- [Figure record extracts]:
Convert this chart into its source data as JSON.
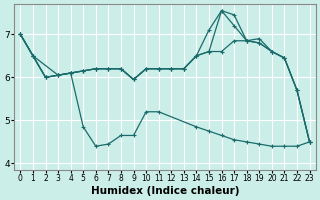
{
  "xlabel": "Humidex (Indice chaleur)",
  "background_color": "#cceee8",
  "grid_color": "#ffffff",
  "line_color": "#1a6b6b",
  "xlim": [
    -0.5,
    23.5
  ],
  "ylim": [
    3.85,
    7.7
  ],
  "yticks": [
    4,
    5,
    6,
    7
  ],
  "xticks": [
    0,
    1,
    2,
    3,
    4,
    5,
    6,
    7,
    8,
    9,
    10,
    11,
    12,
    13,
    14,
    15,
    16,
    17,
    18,
    19,
    20,
    21,
    22,
    23
  ],
  "line1_x": [
    0,
    1,
    2,
    3,
    4,
    5,
    6,
    7,
    8,
    9,
    10,
    11,
    12,
    13,
    14,
    15,
    16,
    17,
    18,
    19,
    20,
    21,
    22,
    23
  ],
  "line1_y": [
    7.0,
    6.5,
    6.0,
    6.05,
    6.1,
    6.15,
    6.2,
    6.2,
    6.2,
    5.95,
    6.2,
    6.2,
    6.2,
    6.2,
    6.5,
    6.6,
    7.55,
    7.45,
    6.85,
    6.8,
    6.6,
    6.45,
    5.7,
    4.5
  ],
  "line2_x": [
    0,
    1,
    2,
    3,
    4,
    5,
    6,
    7,
    8,
    9,
    10,
    11,
    12,
    13,
    14,
    15,
    16,
    17,
    18,
    19,
    20,
    21,
    22,
    23
  ],
  "line2_y": [
    7.0,
    6.5,
    6.0,
    6.05,
    6.1,
    6.15,
    6.2,
    6.2,
    6.2,
    5.95,
    6.2,
    6.2,
    6.2,
    6.2,
    6.5,
    7.1,
    7.55,
    7.2,
    6.85,
    6.9,
    6.6,
    6.45,
    5.7,
    4.5
  ],
  "line3_x": [
    0,
    1,
    2,
    3,
    4,
    5,
    6,
    7,
    8,
    9,
    10,
    11,
    12,
    13,
    14,
    15,
    16,
    17,
    18,
    19,
    20,
    21,
    22,
    23
  ],
  "line3_y": [
    7.0,
    6.5,
    6.0,
    6.05,
    6.1,
    6.15,
    6.2,
    6.2,
    6.2,
    5.95,
    6.2,
    6.2,
    6.2,
    6.2,
    6.5,
    6.6,
    6.6,
    6.85,
    6.85,
    6.8,
    6.6,
    6.45,
    5.7,
    4.5
  ],
  "line4_x": [
    0,
    1,
    3,
    4,
    5,
    6,
    7,
    8,
    9,
    10,
    11,
    14,
    15,
    16,
    17,
    18,
    19,
    20,
    21,
    22,
    23
  ],
  "line4_y": [
    7.0,
    6.5,
    6.05,
    6.1,
    4.85,
    4.4,
    4.45,
    4.65,
    4.65,
    5.2,
    5.2,
    4.85,
    4.75,
    4.65,
    4.55,
    4.5,
    4.45,
    4.4,
    4.4,
    4.4,
    4.5
  ],
  "xtick_fontsize": 5.5,
  "ytick_fontsize": 6.5,
  "xlabel_fontsize": 7.5
}
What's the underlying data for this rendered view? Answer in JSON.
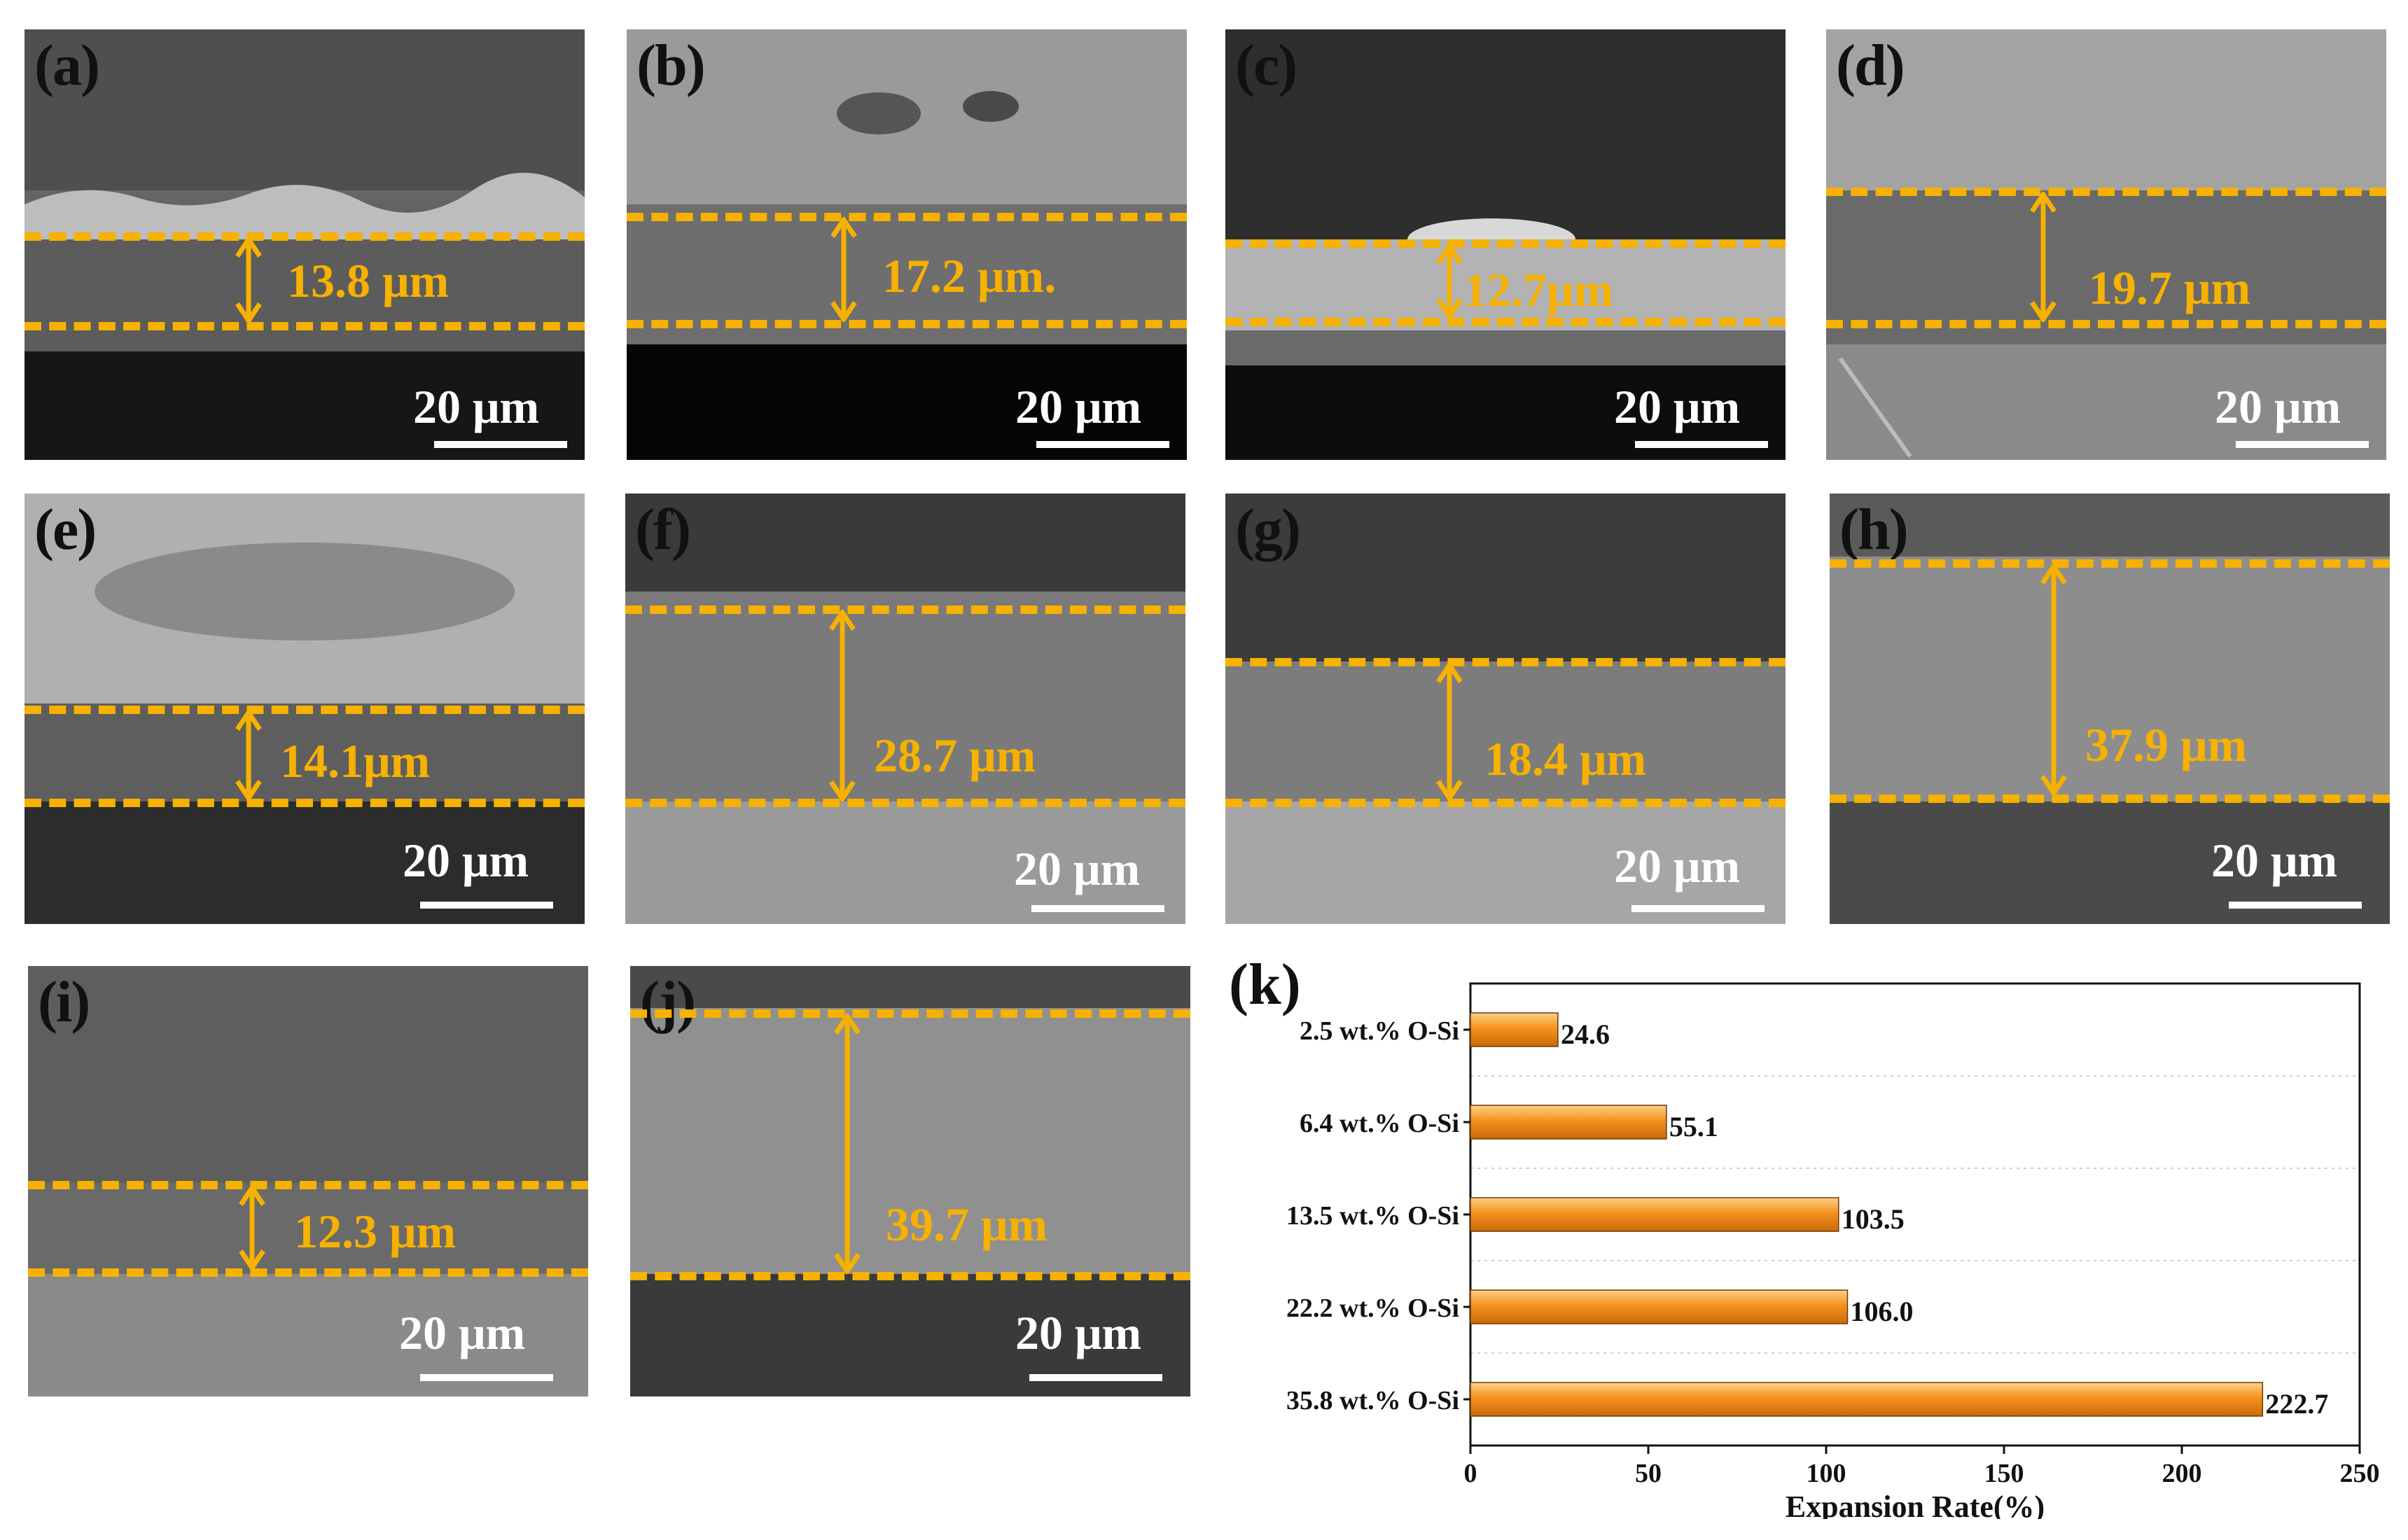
{
  "panels": [
    {
      "label": "(a)",
      "measurement": "13.8 μm",
      "scale": "20 μm"
    },
    {
      "label": "(b)",
      "measurement": "17.2 μm.",
      "scale": "20 μm"
    },
    {
      "label": "(c)",
      "measurement": "12.7μm",
      "scale": "20 μm"
    },
    {
      "label": "(d)",
      "measurement": "19.7 μm",
      "scale": "20 μm"
    },
    {
      "label": "(e)",
      "measurement": "14.1μm",
      "scale": "20 μm"
    },
    {
      "label": "(f)",
      "measurement": "28.7 μm",
      "scale": "20 μm"
    },
    {
      "label": "(g)",
      "measurement": "18.4 μm",
      "scale": "20 μm"
    },
    {
      "label": "(h)",
      "measurement": "37.9 μm",
      "scale": "20 μm"
    },
    {
      "label": "(i)",
      "measurement": "12.3 μm",
      "scale": "20 μm"
    },
    {
      "label": "(j)",
      "measurement": "39.7 μm",
      "scale": "20 μm"
    }
  ],
  "chart_data": {
    "type": "bar",
    "orientation": "horizontal",
    "label": "(k)",
    "categories": [
      "2.5 wt.% O-Si",
      "6.4 wt.% O-Si",
      "13.5 wt.% O-Si",
      "22.2 wt.% O-Si",
      "35.8 wt.% O-Si"
    ],
    "values": [
      24.6,
      55.1,
      103.5,
      106.0,
      222.7
    ],
    "value_labels": [
      "24.6",
      "55.1",
      "103.5",
      "106.0",
      "222.7"
    ],
    "xlabel": "Expansion Rate(%)",
    "xlim": [
      0,
      250
    ],
    "xticks": [
      0,
      50,
      100,
      150,
      200,
      250
    ],
    "bar_color": "#f5921e",
    "grid": "horizontal-dotted"
  },
  "colors": {
    "measure": "#f7b100",
    "bar": "#f5921e"
  }
}
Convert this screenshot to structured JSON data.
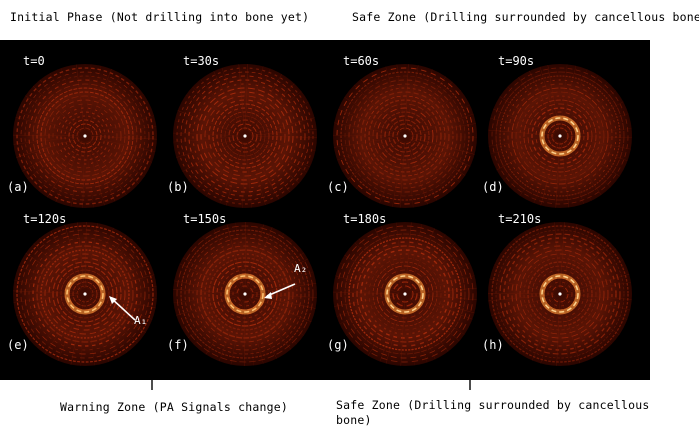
{
  "top_labels": {
    "initial": "Initial Phase (Not drilling into bone yet)",
    "safe_top": "Safe Zone (Drilling surrounded by cancellous bone)"
  },
  "bottom_labels": {
    "warning": "Warning Zone (PA Signals change)",
    "safe_bottom_line1": "Safe Zone (Drilling surrounded by cancellous",
    "safe_bottom_line2": "bone)"
  },
  "panels": [
    {
      "time": "t=0",
      "tag": "(a)",
      "ring": 0,
      "ring_color": ""
    },
    {
      "time": "t=30s",
      "tag": "(b)",
      "ring": 0,
      "ring_color": ""
    },
    {
      "time": "t=60s",
      "tag": "(c)",
      "ring": 0,
      "ring_color": ""
    },
    {
      "time": "t=90s",
      "tag": "(d)",
      "ring": 1,
      "ring_color": "#ffd08a"
    },
    {
      "time": "t=120s",
      "tag": "(e)",
      "ring": 1,
      "ring_color": "#ffc070"
    },
    {
      "time": "t=150s",
      "tag": "(f)",
      "ring": 1,
      "ring_color": "#ffc070"
    },
    {
      "time": "t=180s",
      "tag": "(g)",
      "ring": 1,
      "ring_color": "#ffd08a"
    },
    {
      "time": "t=210s",
      "tag": "(h)",
      "ring": 1,
      "ring_color": "#ffd08a"
    }
  ],
  "arrows": {
    "a1": "A₁",
    "a2": "A₂"
  },
  "colors": {
    "background": "#000000",
    "speckle": "#b8300e",
    "ring": "#ffd08a",
    "text": "#ffffff"
  }
}
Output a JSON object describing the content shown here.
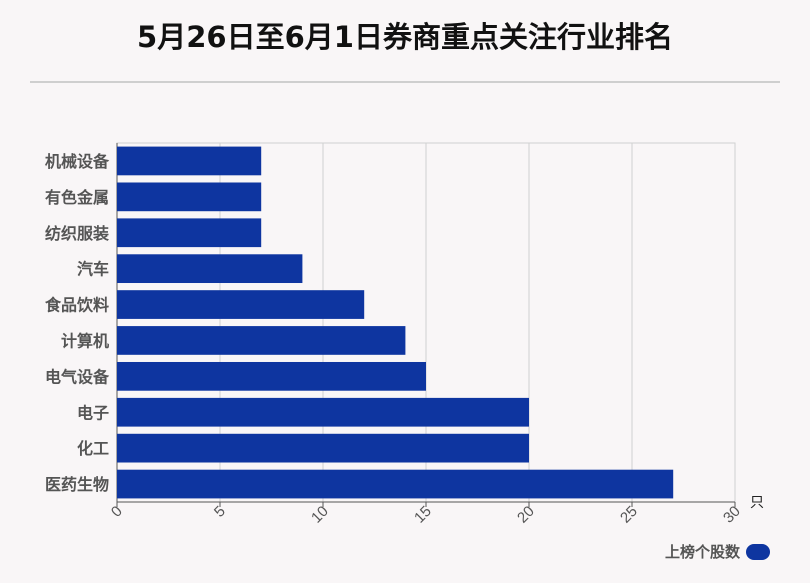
{
  "title": "5月26日至6月1日券商重点关注行业排名",
  "legend": {
    "label": "上榜个股数",
    "color": "#0e35a0"
  },
  "chart_data": {
    "type": "bar",
    "orientation": "horizontal",
    "categories": [
      "机械设备",
      "有色金属",
      "纺织服装",
      "汽车",
      "食品饮料",
      "计算机",
      "电气设备",
      "电子",
      "化工",
      "医药生物"
    ],
    "series": [
      {
        "name": "上榜个股数",
        "values": [
          7,
          7,
          7,
          9,
          12,
          14,
          15,
          20,
          20,
          27
        ]
      }
    ],
    "xlim": [
      0,
      30
    ],
    "xticks": [
      "0",
      "5",
      "10",
      "15",
      "20",
      "25",
      "30"
    ],
    "xunit": "只",
    "grid": true,
    "legend_position": "bottom-right",
    "bar_color": "#0e35a0"
  }
}
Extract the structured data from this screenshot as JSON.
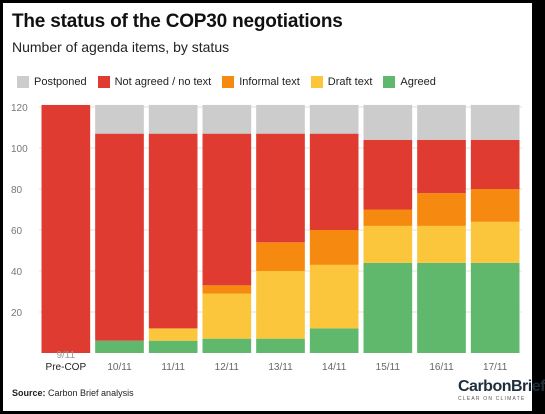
{
  "header": {
    "title": "The status of the COP30 negotiations",
    "subtitle": "Number of agenda items, by status"
  },
  "colors": {
    "Postponed": "#cccccc",
    "Not agreed / no text": "#df3b31",
    "Informal text": "#f6890f",
    "Draft text": "#fbc53c",
    "Agreed": "#5fb86b"
  },
  "chart_data": {
    "type": "bar",
    "stacked": true,
    "title": "The status of the COP30 negotiations",
    "subtitle": "Number of agenda items, by status",
    "categories": [
      "Pre-COP",
      "10/11",
      "11/11",
      "12/11",
      "13/11",
      "14/11",
      "15/11",
      "16/11",
      "17/11"
    ],
    "ylim": [
      0,
      120
    ],
    "yticks": [
      20,
      40,
      60,
      80,
      100,
      120
    ],
    "grid": true,
    "legend": "top",
    "series": [
      {
        "name": "Agreed",
        "values": [
          0,
          6,
          6,
          7,
          7,
          12,
          44,
          44,
          44
        ]
      },
      {
        "name": "Draft text",
        "values": [
          0,
          0,
          6,
          22,
          33,
          31,
          18,
          18,
          20
        ]
      },
      {
        "name": "Informal text",
        "values": [
          0,
          0,
          0,
          4,
          14,
          17,
          8,
          16,
          16
        ]
      },
      {
        "name": "Not agreed / no text",
        "values": [
          121,
          101,
          95,
          74,
          53,
          47,
          34,
          26,
          24
        ]
      },
      {
        "name": "Postponed",
        "values": [
          0,
          14,
          14,
          14,
          14,
          14,
          17,
          17,
          17
        ]
      }
    ],
    "legend_order": [
      "Postponed",
      "Not agreed / no text",
      "Informal text",
      "Draft text",
      "Agreed"
    ],
    "clipped_label": "9/11"
  },
  "footer": {
    "source_label": "Source:",
    "source_text": "Carbon Brief analysis",
    "logo_name": "CarbonBrief",
    "logo_tagline": "CLEAR ON CLIMATE"
  }
}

- [Given exercise]: All lines in the data that contain the word "structured" should be copied.

- [Full solution]:
Convert this screenshot to structured JSON data.
Extract the structured data from this screenshot as JSON.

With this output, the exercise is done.